Aim =>
Omit the images. Copy each entry word for word.

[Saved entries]

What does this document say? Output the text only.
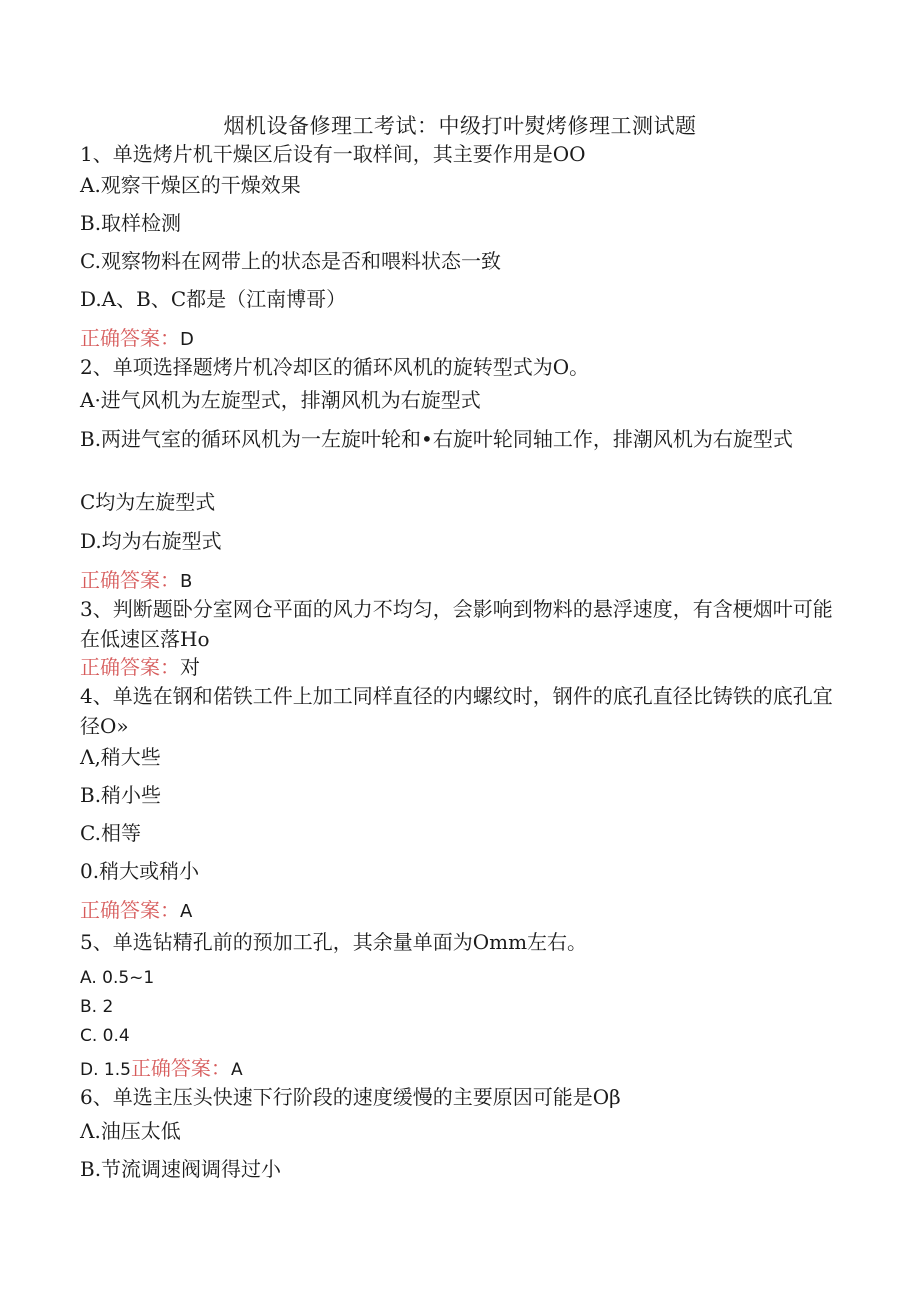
烟机设备修理工考试：中级打叶熨烤修理工测试题
1、单选烤片机干燥区后设有一取样间，其主要作用是OO
A.观察干燥区的干燥效果
B.取样检测
C.观察物料在网带上的状态是否和喂料状态一致
D.A、B、C都是（江南博哥）
正确答案：D
2、单项选择题烤片机冷却区的循环风机的旋转型式为O。
A·进气风机为左旋型式，排潮风机为右旋型式
B.两进气室的循环风机为一左旋叶轮和•右旋叶轮同轴工作，排潮风机为右旋型式
C均为左旋型式
D.均为右旋型式
正确答案：B
3、判断题卧分室网仓平面的风力不均匀，会影响到物料的悬浮速度，有含梗烟叶可能在低速区落Ho
正确答案：对
4、单选在钢和偌铁工件上加工同样直径的内螺纹时，钢件的底孔直径比铸铁的底孔宜径O»
Λ,稍大些
B.稍小些
C.相等
0.稍大或稍小
正确答案：A
5、单选钻精孔前的预加工孔，其余量单面为Omm左右。
A. 0.5~1
B. 2
C. 0.4
D. 1.5正确答案：A
6、单选主压头快速下行阶段的速度缓慢的主要原因可能是Oβ
Λ.油压太低
B.节流调速阀调得过小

Finished exercise =>
What does this document say? Output the text only.
烟机设备修理工考试：中级打叶熨烤修理工测试题
1、单选烤片机干燥区后设有一取样间，其主要作用是OO
A.观察干燥区的干燥效果
B.取样检测
C.观察物料在网带上的状态是否和喂料状态一致
D.A、B、C都是（江南博哥）
正确答案：D
2、单项选择题烤片机冷却区的循环风机的旋转型式为O。
A·进气风机为左旋型式，排潮风机为右旋型式
B.两进气室的循环风机为一左旋叶轮和•右旋叶轮同轴工作，排潮风机为右旋型式
C均为左旋型式
D.均为右旋型式
正确答案：B
3、判断题卧分室网仓平面的风力不均匀，会影响到物料的悬浮速度，有含梗烟叶可能在低速区落Ho
正确答案：对
4、单选在钢和偌铁工件上加工同样直径的内螺纹时，钢件的底孔直径比铸铁的底孔宜径O»
Λ,稍大些
B.稍小些
C.相等
0.稍大或稍小
正确答案：A
5、单选钻精孔前的预加工孔，其余量单面为Omm左右。
A. 0.5~1
B. 2
C. 0.4
D. 1.5正确答案：A
6、单选主压头快速下行阶段的速度缓慢的主要原因可能是Oβ
Λ.油压太低
B.节流调速阀调得过小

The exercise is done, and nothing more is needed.